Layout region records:
** Begin **
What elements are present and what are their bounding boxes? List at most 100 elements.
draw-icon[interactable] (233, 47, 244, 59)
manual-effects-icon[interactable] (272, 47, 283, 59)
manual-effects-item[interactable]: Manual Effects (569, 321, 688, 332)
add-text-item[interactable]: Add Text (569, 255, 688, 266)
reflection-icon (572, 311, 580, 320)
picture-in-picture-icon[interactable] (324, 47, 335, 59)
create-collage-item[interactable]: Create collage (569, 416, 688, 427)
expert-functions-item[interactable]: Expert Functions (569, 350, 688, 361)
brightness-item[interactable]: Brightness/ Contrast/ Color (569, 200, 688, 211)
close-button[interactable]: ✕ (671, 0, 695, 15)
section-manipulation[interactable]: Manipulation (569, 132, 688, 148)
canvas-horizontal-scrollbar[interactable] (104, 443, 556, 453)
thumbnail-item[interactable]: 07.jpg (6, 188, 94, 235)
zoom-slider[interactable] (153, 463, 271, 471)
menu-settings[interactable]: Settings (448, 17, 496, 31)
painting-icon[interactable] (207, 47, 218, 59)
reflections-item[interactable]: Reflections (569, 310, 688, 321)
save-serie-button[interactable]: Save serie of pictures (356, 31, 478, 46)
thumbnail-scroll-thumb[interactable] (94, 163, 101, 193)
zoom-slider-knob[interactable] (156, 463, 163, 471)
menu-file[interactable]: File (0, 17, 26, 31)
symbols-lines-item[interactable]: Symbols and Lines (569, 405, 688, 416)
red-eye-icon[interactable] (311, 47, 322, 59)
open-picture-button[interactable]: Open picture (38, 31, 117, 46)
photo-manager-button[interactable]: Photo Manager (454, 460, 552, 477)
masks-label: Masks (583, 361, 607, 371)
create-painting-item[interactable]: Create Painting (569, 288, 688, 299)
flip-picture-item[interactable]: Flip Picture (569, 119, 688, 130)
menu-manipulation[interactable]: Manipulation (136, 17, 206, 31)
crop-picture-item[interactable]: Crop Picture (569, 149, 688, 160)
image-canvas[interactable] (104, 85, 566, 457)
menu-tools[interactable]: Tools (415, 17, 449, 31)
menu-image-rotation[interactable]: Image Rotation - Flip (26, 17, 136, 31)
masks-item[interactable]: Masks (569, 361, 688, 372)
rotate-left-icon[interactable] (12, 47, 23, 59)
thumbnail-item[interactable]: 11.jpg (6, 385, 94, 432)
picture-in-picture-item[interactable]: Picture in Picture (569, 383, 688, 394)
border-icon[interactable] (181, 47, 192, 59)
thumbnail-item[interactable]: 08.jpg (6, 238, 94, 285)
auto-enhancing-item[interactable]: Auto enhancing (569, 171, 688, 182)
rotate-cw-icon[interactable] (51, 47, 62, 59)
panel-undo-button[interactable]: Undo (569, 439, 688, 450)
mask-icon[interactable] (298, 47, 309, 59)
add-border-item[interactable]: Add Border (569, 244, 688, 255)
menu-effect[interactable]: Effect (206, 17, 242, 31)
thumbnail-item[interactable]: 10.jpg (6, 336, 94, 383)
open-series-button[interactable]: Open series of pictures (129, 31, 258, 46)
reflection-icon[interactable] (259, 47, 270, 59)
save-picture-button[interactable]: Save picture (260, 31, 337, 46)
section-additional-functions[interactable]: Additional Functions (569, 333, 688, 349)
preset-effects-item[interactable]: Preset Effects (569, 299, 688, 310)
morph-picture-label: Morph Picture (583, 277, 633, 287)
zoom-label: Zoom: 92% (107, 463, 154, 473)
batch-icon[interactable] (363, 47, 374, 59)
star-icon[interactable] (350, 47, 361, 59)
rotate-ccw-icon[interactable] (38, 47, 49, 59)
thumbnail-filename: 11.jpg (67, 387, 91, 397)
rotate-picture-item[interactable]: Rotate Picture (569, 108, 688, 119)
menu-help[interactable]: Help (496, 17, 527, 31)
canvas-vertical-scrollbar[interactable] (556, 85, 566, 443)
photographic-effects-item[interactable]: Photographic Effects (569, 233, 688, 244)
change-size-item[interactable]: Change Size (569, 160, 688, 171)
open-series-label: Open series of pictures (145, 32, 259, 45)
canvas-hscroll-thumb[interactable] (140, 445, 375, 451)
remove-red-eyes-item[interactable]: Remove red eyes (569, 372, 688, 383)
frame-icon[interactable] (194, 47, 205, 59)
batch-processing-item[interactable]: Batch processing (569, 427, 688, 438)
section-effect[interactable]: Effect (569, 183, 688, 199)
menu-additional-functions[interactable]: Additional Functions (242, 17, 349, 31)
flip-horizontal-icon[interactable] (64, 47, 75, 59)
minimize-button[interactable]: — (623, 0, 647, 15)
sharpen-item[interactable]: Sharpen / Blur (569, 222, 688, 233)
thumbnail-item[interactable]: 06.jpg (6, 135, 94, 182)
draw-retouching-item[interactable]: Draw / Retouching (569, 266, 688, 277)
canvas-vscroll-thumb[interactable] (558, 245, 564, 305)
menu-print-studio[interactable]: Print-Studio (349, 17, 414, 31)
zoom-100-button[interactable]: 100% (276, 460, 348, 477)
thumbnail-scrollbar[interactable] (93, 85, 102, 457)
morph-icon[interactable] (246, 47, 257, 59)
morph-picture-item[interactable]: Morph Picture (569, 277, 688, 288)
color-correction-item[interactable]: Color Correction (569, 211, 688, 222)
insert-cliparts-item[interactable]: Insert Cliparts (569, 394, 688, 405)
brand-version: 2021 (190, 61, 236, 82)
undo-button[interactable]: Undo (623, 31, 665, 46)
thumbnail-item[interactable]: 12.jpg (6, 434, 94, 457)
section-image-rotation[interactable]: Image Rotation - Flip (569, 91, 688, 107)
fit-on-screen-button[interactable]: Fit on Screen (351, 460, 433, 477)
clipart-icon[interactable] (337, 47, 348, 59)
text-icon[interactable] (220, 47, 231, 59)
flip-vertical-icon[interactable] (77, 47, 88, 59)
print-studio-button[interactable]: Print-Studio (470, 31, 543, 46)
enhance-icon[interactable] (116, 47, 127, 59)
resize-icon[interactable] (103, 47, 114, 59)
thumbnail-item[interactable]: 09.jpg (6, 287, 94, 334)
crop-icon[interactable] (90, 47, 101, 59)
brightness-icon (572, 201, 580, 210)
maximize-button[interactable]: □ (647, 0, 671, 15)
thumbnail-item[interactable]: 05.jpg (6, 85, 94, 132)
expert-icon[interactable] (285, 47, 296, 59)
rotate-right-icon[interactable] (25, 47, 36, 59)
** End **
Write out the listing again, replacing "thumbnail-item" with "preview-item" everywhere and leaving everything else unchanged.

## [Exercise response]
What elements are present and what are their bounding boxes? List at most 100 elements.
draw-icon[interactable] (233, 47, 244, 59)
manual-effects-icon[interactable] (272, 47, 283, 59)
manual-effects-item[interactable]: Manual Effects (569, 321, 688, 332)
add-text-item[interactable]: Add Text (569, 255, 688, 266)
reflection-icon (572, 311, 580, 320)
picture-in-picture-icon[interactable] (324, 47, 335, 59)
create-collage-item[interactable]: Create collage (569, 416, 688, 427)
expert-functions-item[interactable]: Expert Functions (569, 350, 688, 361)
brightness-item[interactable]: Brightness/ Contrast/ Color (569, 200, 688, 211)
close-button[interactable]: ✕ (671, 0, 695, 15)
section-manipulation[interactable]: Manipulation (569, 132, 688, 148)
canvas-horizontal-scrollbar[interactable] (104, 443, 556, 453)
preview-item[interactable]: 07.jpg (6, 188, 94, 235)
zoom-slider[interactable] (153, 463, 271, 471)
menu-settings[interactable]: Settings (448, 17, 496, 31)
painting-icon[interactable] (207, 47, 218, 59)
reflections-item[interactable]: Reflections (569, 310, 688, 321)
save-serie-button[interactable]: Save serie of pictures (356, 31, 478, 46)
thumbnail-scroll-thumb[interactable] (94, 163, 101, 193)
zoom-slider-knob[interactable] (156, 463, 163, 471)
menu-file[interactable]: File (0, 17, 26, 31)
symbols-lines-item[interactable]: Symbols and Lines (569, 405, 688, 416)
red-eye-icon[interactable] (311, 47, 322, 59)
open-picture-button[interactable]: Open picture (38, 31, 117, 46)
photo-manager-button[interactable]: Photo Manager (454, 460, 552, 477)
masks-label: Masks (583, 361, 607, 371)
create-painting-item[interactable]: Create Painting (569, 288, 688, 299)
flip-picture-item[interactable]: Flip Picture (569, 119, 688, 130)
menu-manipulation[interactable]: Manipulation (136, 17, 206, 31)
crop-picture-item[interactable]: Crop Picture (569, 149, 688, 160)
image-canvas[interactable] (104, 85, 566, 457)
menu-tools[interactable]: Tools (415, 17, 449, 31)
menu-image-rotation[interactable]: Image Rotation - Flip (26, 17, 136, 31)
masks-item[interactable]: Masks (569, 361, 688, 372)
rotate-left-icon[interactable] (12, 47, 23, 59)
preview-item[interactable]: 11.jpg (6, 385, 94, 432)
picture-in-picture-item[interactable]: Picture in Picture (569, 383, 688, 394)
border-icon[interactable] (181, 47, 192, 59)
preview-item[interactable]: 08.jpg (6, 238, 94, 285)
auto-enhancing-item[interactable]: Auto enhancing (569, 171, 688, 182)
rotate-cw-icon[interactable] (51, 47, 62, 59)
panel-undo-button[interactable]: Undo (569, 439, 688, 450)
mask-icon[interactable] (298, 47, 309, 59)
add-border-item[interactable]: Add Border (569, 244, 688, 255)
menu-effect[interactable]: Effect (206, 17, 242, 31)
preview-item[interactable]: 10.jpg (6, 336, 94, 383)
open-series-button[interactable]: Open series of pictures (129, 31, 258, 46)
reflection-icon[interactable] (259, 47, 270, 59)
save-picture-button[interactable]: Save picture (260, 31, 337, 46)
section-additional-functions[interactable]: Additional Functions (569, 333, 688, 349)
preset-effects-item[interactable]: Preset Effects (569, 299, 688, 310)
morph-picture-label: Morph Picture (583, 277, 633, 287)
zoom-label: Zoom: 92% (107, 463, 154, 473)
batch-icon[interactable] (363, 47, 374, 59)
star-icon[interactable] (350, 47, 361, 59)
rotate-ccw-icon[interactable] (38, 47, 49, 59)
thumbnail-filename: 11.jpg (67, 387, 91, 397)
rotate-picture-item[interactable]: Rotate Picture (569, 108, 688, 119)
menu-help[interactable]: Help (496, 17, 527, 31)
canvas-vertical-scrollbar[interactable] (556, 85, 566, 443)
photographic-effects-item[interactable]: Photographic Effects (569, 233, 688, 244)
change-size-item[interactable]: Change Size (569, 160, 688, 171)
open-series-label: Open series of pictures (145, 32, 259, 45)
canvas-hscroll-thumb[interactable] (140, 445, 375, 451)
remove-red-eyes-item[interactable]: Remove red eyes (569, 372, 688, 383)
frame-icon[interactable] (194, 47, 205, 59)
batch-processing-item[interactable]: Batch processing (569, 427, 688, 438)
section-effect[interactable]: Effect (569, 183, 688, 199)
menu-additional-functions[interactable]: Additional Functions (242, 17, 349, 31)
flip-horizontal-icon[interactable] (64, 47, 75, 59)
minimize-button[interactable]: — (623, 0, 647, 15)
sharpen-item[interactable]: Sharpen / Blur (569, 222, 688, 233)
preview-item[interactable]: 06.jpg (6, 135, 94, 182)
draw-retouching-item[interactable]: Draw / Retouching (569, 266, 688, 277)
canvas-vscroll-thumb[interactable] (558, 245, 564, 305)
menu-print-studio[interactable]: Print-Studio (349, 17, 414, 31)
zoom-100-button[interactable]: 100% (276, 460, 348, 477)
thumbnail-scrollbar[interactable] (93, 85, 102, 457)
morph-icon[interactable] (246, 47, 257, 59)
morph-picture-item[interactable]: Morph Picture (569, 277, 688, 288)
color-correction-item[interactable]: Color Correction (569, 211, 688, 222)
insert-cliparts-item[interactable]: Insert Cliparts (569, 394, 688, 405)
brand-version: 2021 (190, 61, 236, 82)
undo-button[interactable]: Undo (623, 31, 665, 46)
preview-item[interactable]: 12.jpg (6, 434, 94, 457)
section-image-rotation[interactable]: Image Rotation - Flip (569, 91, 688, 107)
fit-on-screen-button[interactable]: Fit on Screen (351, 460, 433, 477)
clipart-icon[interactable] (337, 47, 348, 59)
text-icon[interactable] (220, 47, 231, 59)
flip-vertical-icon[interactable] (77, 47, 88, 59)
print-studio-button[interactable]: Print-Studio (470, 31, 543, 46)
enhance-icon[interactable] (116, 47, 127, 59)
resize-icon[interactable] (103, 47, 114, 59)
preview-item[interactable]: 09.jpg (6, 287, 94, 334)
crop-icon[interactable] (90, 47, 101, 59)
brightness-icon (572, 201, 580, 210)
maximize-button[interactable]: □ (647, 0, 671, 15)
preview-item[interactable]: 05.jpg (6, 85, 94, 132)
expert-icon[interactable] (285, 47, 296, 59)
rotate-right-icon[interactable] (25, 47, 36, 59)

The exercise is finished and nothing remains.